BEGIN GIVEN TEXT

I am trying to subset an xts object of OHLC hourly data with a vector.
If i create the vector myself with the following command
lookup = c("2012-01-12", "2012-01-31", "2012-03-05", "2012-03-19")
testdfx[lookup]
testdfx[lookup]
I get the correct data displayed which shows all the hours that match the dates in the vector (00:00 to 23:00.
> head(testdfx[lookup])
open high low close
2012-01-12 00:00:00 1.27081 1.27217 1.27063 1.27211
2012-01-12 01:00:00 1.27212 1.27216 1.27089 1.27119
2012-01-12 02:00:00 1.27118 1.27166 1.27017 1.27133
2012-01-12 03:00:00 1.27134 1.27272 1.27133 1.27261
2012-01-12 04:00:00 1.27260 1.27262 1.27141 1.27183
2012-01-12 05:00:00 1.27183 1.27230 1.27145 1.27165
> tail(testdfx[lookup])
open high low close
2012-03-19 18:00:00 1.32451 1.32554 1.32386 1.32414
2012-03-19 19:00:00 1.32417 1.32465 1.32331 1.32372
2012-03-19 20:00:00 1.32373 1.32415 1.32340 1.32372
2012-03-19 21:00:00 1.32373 1.32461 1.32366 1.32376
2012-03-19 22:00:00 1.32377 1.32424 1.32359 1.32366
2012-03-19 23:00:00 1.32364 1.32406 1.32333 1.32336
However when I extract a dates from an object and create a vector to use for subsetting I only get the hours of 00:00-19:00 displayed in my subset.
> head(testdfx[dates])
open high low close
2007-01-05 00:00:00 1.3092 1.3093 1.3085 1.3088
2007-01-05 01:00:00 1.3087 1.3092 1.3075 1.3078
2007-01-05 02:00:00 1.3079 1.3091 1.3078 1.3084
2007-01-05 03:00:00 1.3083 1.3084 1.3073 1.3074
2007-01-05 04:00:00 1.3073 1.3080 1.3061 1.3071
2007-01-05 05:00:00 1.3070 1.3072 1.3064 1.3069
> tail(euro[nfp.releases])

END GIVEN TEXT
BEGIN RECORDS

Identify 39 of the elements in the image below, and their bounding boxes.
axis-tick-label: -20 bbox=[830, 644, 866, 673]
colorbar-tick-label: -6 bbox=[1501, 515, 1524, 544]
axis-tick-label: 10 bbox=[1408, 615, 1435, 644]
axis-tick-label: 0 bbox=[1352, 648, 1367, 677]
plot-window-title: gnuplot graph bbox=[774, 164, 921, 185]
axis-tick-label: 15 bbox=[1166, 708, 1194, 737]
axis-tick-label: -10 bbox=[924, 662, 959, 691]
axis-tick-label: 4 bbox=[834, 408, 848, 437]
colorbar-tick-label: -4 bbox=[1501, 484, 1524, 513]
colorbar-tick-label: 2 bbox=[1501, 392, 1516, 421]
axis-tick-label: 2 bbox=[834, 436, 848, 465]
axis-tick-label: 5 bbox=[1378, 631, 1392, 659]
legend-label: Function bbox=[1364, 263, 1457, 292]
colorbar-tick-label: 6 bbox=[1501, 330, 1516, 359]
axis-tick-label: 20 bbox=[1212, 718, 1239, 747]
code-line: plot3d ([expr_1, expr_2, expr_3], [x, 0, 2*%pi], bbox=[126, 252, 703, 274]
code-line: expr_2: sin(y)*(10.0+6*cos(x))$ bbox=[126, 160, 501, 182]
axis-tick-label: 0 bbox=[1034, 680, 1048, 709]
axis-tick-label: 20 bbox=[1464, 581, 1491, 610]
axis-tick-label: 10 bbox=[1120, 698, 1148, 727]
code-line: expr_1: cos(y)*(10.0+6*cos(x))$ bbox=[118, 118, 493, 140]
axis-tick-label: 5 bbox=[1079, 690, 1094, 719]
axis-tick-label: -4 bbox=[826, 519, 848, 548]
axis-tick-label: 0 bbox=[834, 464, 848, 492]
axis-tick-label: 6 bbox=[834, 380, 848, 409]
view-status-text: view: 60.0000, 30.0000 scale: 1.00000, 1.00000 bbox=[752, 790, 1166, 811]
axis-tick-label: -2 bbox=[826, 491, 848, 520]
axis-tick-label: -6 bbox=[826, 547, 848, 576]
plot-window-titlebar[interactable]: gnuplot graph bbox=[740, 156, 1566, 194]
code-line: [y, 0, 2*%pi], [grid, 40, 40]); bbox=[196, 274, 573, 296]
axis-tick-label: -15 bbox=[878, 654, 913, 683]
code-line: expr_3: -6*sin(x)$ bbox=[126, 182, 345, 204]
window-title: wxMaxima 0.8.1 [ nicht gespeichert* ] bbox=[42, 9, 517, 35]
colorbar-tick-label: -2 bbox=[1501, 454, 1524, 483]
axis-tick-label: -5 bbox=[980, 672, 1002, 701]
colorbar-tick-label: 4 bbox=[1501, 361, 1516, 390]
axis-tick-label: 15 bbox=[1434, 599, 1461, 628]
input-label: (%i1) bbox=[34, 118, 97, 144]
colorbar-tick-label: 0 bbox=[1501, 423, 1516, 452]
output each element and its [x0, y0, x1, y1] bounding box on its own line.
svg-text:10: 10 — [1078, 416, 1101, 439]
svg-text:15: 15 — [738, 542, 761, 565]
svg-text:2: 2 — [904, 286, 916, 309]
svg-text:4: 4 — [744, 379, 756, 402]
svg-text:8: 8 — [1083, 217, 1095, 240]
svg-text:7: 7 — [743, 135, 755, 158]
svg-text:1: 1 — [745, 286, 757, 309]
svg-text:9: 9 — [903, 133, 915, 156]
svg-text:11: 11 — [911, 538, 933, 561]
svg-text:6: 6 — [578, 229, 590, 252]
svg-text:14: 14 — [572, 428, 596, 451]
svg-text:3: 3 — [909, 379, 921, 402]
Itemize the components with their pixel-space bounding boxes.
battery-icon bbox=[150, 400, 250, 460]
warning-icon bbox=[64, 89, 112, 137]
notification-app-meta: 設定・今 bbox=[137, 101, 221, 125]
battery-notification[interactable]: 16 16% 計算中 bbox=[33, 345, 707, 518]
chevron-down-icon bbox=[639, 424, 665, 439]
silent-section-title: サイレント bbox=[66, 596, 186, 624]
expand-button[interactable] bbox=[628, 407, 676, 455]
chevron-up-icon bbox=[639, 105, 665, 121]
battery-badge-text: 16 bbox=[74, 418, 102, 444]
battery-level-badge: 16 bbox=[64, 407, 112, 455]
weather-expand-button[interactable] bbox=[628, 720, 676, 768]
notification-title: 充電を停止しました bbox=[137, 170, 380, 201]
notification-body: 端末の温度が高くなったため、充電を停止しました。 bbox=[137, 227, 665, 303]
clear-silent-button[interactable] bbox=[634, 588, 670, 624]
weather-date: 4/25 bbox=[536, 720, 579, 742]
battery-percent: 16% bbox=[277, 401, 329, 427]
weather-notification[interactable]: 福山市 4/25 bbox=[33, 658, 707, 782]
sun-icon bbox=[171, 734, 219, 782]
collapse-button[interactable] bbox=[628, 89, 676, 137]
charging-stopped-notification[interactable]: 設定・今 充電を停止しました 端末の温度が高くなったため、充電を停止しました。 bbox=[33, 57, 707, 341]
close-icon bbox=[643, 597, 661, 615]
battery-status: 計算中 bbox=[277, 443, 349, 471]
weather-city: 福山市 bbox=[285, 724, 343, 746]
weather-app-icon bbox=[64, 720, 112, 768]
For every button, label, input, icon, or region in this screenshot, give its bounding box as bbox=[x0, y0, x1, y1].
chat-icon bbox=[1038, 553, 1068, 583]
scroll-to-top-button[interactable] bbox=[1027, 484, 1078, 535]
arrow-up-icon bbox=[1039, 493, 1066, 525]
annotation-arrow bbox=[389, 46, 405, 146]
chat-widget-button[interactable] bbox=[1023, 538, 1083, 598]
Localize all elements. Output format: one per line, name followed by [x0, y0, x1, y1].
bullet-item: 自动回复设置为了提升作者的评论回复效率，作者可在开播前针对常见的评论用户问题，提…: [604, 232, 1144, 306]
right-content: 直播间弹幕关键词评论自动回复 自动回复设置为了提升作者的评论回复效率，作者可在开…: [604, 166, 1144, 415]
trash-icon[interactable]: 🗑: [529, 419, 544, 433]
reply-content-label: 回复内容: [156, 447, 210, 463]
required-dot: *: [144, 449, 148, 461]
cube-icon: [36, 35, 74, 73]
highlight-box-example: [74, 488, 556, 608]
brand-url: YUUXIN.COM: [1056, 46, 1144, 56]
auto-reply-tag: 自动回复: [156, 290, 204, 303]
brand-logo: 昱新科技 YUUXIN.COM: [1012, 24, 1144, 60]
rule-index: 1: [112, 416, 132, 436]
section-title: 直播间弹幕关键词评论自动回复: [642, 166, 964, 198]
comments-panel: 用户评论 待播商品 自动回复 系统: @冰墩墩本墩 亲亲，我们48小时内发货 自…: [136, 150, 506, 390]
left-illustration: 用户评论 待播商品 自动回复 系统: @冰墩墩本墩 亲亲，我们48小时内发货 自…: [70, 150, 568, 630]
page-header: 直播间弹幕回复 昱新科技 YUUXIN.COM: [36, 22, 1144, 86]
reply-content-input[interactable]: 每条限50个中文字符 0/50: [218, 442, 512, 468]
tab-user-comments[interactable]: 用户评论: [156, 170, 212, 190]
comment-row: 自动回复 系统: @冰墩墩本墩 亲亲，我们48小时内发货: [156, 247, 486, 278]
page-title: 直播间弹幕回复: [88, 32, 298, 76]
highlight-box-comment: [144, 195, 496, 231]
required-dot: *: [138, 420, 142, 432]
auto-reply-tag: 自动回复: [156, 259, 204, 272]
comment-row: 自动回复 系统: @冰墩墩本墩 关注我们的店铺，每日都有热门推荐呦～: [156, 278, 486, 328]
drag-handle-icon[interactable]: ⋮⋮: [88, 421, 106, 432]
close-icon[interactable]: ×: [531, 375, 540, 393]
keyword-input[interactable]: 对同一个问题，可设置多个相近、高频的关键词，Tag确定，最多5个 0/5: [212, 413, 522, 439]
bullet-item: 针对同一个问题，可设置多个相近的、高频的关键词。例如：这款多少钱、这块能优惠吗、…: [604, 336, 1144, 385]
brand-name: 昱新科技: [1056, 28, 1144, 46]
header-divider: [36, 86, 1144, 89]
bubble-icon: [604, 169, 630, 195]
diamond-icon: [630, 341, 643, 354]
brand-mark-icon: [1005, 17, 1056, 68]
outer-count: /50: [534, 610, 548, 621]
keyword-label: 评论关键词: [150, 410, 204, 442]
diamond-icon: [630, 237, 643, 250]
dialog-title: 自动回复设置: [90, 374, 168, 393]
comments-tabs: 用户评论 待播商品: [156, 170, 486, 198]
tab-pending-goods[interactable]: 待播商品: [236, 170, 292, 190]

END RECORDS

THINGS TO DO
(a) Answer these questions from the text on subsetting xts data:
(i) Which four dates go into the vector named lookup?
(ii) What is the open value shown for 2012-03-19 23:00:00?
(iii) Which hours show up when the dates vector taken from an object is used for the subset?
(b) Pick up the text on subsetting xts data right after its last line and keep it going.

TASK RESULTS
(a)
(i) 2012-01-12, 2012-01-31, 2012-03-05 and 2012-03-19
(ii) 1.32364
(iii) 00:00-19:00

(b)
open high low close
2014-01-10 14:00:00 1.35892 1.36625 1.35728 1.36366
2014-01-10 15:00:00 1.36365 1.36784 1.36241 1.36743
2014-01-10 16:00:00 1.36742 1.36866 1.36693 1.36719
2014-01-10 17:00:00 1.36720 1.36752 1.36579 1.36617
2014-01-10 18:00:00 1.36617 1.36663 1.36559 1.36624
2014-01-10 19:00:00 1.36630 1.36717 1.36585 1.36702
I have compared both objects containing the require dates and they appear to be the same.
> class(lookup)
[1] "character"
> class(nfp.releases)
[1] "character"
> str(lookup)
chr [1:4] "2012-01-12" "2012-01-31" "2012-03-05" "2012-03-19"
> str(nfp.releases)
chr [1:86] "2014-02-07" "2014-01-10" "2013-12-06" "2013-11-08" ..
I am new to R but have tried everything over the past 3 days to get this to work. If I can't to it this way I will end up having to create a variable by hand but as its got 86 dates this may take some time.
Thanks in advance.
I cannot reproduce your problem
lookup = c("2012-01-12", "2012-01-31", "2012-03-05", "2012-03-19")
time_index <- seq(from = as.POSIXct("2012-01-01 07:00"), to = as.POSIXct("2012-05-17 18:00"), by = "hour")
set.seed(1)
value <- matrix(rnorm(n = 4*length(time_index)),length(time_index),4)
testdfx <- xts(value, order.by = time_index)
testdfx[lookup[1]]
testdfx["2012-01-12"]
Thanks for the response guys I actually thought i had deleted this thread but obviously not.
The problem in the case above was to be found around 3' from the computer. When looking through the data I was only interested in Fridays which also means that the FX market is closing down for the week end.
Sorry to have wasted your time and Admin please remove.